* Start *
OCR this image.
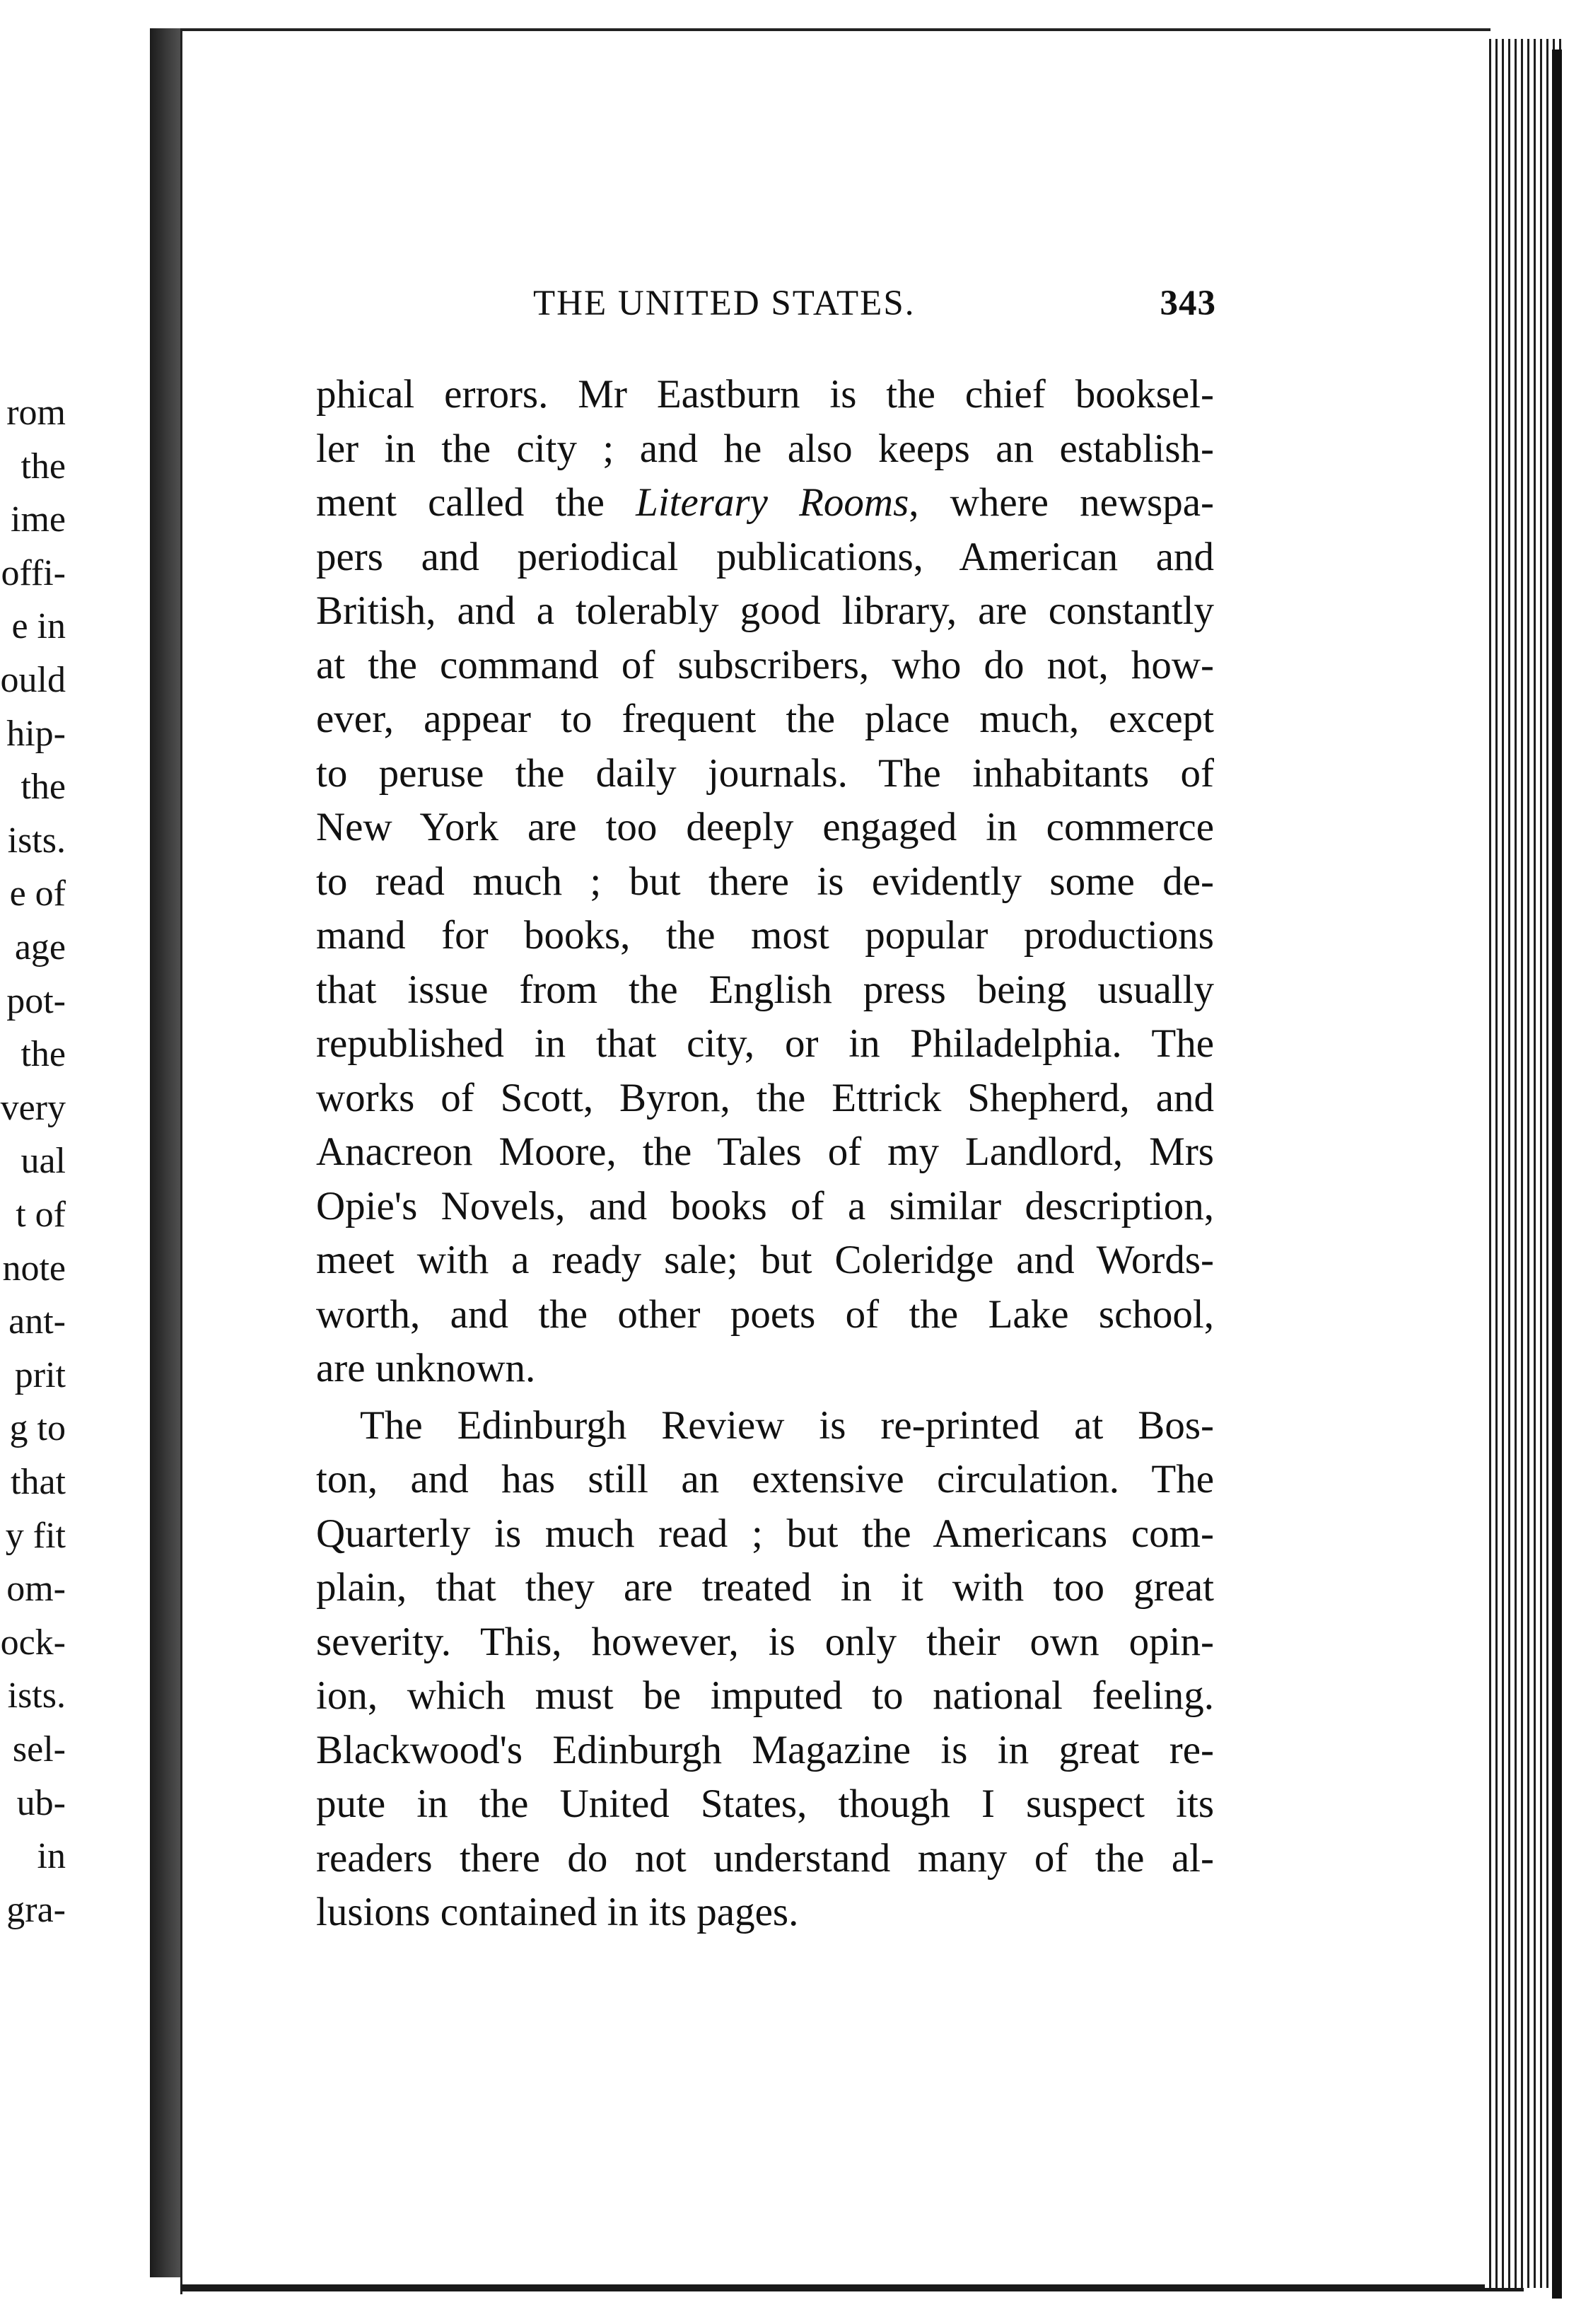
rom
the
ime
offi-
e in
ould
hip-
the
ists.
e of
age
pot-
the
very
ual
t of
note
ant-
prit
g to
that
y fit
om-
ock-
ists.
sel-
ub-
in
gra-
THE UNITED STATES.	343
phical errors. Mr Eastburn is the chief booksel-
ler in the city ; and he also keeps an establish-
ment called the Literary Rooms, where newspa-
pers and periodical publications, American and
British, and a tolerably good library, are constantly
at the command of subscribers, who do not, how-
ever, appear to frequent the place much, except
to peruse the daily journals. The inhabitants of
New York are too deeply engaged in commerce
to read much ; but there is evidently some de-
mand for books, the most popular productions
that issue from the English press being usually
republished in that city, or in Philadelphia. The
works of Scott, Byron, the Ettrick Shepherd, and
Anacreon Moore, the Tales of my Landlord, Mrs
Opie's Novels, and books of a similar description,
meet with a ready sale; but Coleridge and Words-
worth, and the other poets of the Lake school,
are unknown.
The Edinburgh Review is re-printed at Bos-
ton, and has still an extensive circulation. The
Quarterly is much read ; but the Americans com-
plain, that they are treated in it with too great
severity. This, however, is only their own opin-
ion, which must be imputed to national feeling.
Blackwood's Edinburgh Magazine is in great re-
pute in the United States, though I suspect its
readers there do not understand many of the al-
lusions contained in its pages.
* End *
Problem statement: Go through the data above and transcribe it in full, omitting any image.

Answer to this problem:
OCR this image.
rom
the
ime
offi-
e in
ould
hip-
the
ists.
e of
age
pot-
the
very
ual
t of
note
ant-
prit
g to
that
y fit
om-
ock-
ists.
sel-
ub-
in
gra-
THE UNITED STATES.	343
phical errors. Mr Eastburn is the chief booksel-
ler in the city ; and he also keeps an establish-
ment called the Literary Rooms, where newspa-
pers and periodical publications, American and
British, and a tolerably good library, are constantly
at the command of subscribers, who do not, how-
ever, appear to frequent the place much, except
to peruse the daily journals. The inhabitants of
New York are too deeply engaged in commerce
to read much ; but there is evidently some de-
mand for books, the most popular productions
that issue from the English press being usually
republished in that city, or in Philadelphia. The
works of Scott, Byron, the Ettrick Shepherd, and
Anacreon Moore, the Tales of my Landlord, Mrs
Opie's Novels, and books of a similar description,
meet with a ready sale; but Coleridge and Words-
worth, and the other poets of the Lake school,
are unknown.
The Edinburgh Review is re-printed at Bos-
ton, and has still an extensive circulation. The
Quarterly is much read ; but the Americans com-
plain, that they are treated in it with too great
severity. This, however, is only their own opin-
ion, which must be imputed to national feeling.
Blackwood's Edinburgh Magazine is in great re-
pute in the United States, though I suspect its
readers there do not understand many of the al-
lusions contained in its pages.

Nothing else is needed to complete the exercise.